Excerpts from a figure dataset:
Content starts
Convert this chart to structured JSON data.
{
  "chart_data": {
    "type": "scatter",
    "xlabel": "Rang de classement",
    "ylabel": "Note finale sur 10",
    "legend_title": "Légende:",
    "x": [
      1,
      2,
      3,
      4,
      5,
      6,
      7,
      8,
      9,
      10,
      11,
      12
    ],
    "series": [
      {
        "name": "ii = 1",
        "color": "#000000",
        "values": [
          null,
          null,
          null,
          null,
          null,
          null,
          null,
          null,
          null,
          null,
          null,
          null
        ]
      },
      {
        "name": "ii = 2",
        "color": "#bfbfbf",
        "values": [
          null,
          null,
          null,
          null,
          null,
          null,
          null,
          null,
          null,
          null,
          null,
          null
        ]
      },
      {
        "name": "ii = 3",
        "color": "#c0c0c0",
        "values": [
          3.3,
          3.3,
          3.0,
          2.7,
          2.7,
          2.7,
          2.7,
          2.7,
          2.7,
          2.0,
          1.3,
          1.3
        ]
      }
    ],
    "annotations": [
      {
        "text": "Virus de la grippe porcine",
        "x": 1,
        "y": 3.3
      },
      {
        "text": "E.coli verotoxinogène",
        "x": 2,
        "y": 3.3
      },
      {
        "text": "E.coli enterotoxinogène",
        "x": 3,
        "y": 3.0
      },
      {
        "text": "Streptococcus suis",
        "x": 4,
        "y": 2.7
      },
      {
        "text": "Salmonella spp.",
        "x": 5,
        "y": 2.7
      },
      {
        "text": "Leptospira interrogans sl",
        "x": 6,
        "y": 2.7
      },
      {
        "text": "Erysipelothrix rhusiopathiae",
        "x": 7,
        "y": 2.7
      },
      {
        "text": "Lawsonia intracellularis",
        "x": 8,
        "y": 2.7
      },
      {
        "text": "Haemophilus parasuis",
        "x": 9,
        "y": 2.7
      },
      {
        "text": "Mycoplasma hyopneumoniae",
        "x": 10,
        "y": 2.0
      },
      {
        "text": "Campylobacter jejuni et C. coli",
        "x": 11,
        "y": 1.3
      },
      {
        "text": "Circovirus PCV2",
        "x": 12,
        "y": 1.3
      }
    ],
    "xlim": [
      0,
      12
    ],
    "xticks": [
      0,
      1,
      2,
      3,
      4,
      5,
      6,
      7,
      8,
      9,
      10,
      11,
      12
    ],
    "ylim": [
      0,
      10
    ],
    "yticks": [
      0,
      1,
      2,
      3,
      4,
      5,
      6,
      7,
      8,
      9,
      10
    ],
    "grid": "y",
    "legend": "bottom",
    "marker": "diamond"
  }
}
Content ends
**WHAT TO PRODUCE**
In the data above, find each line that has the word "color" and copy it out.

**WORKED SOLUTION**
        "color": "#000000",
        "color": "#bfbfbf",
        "color": "#c0c0c0",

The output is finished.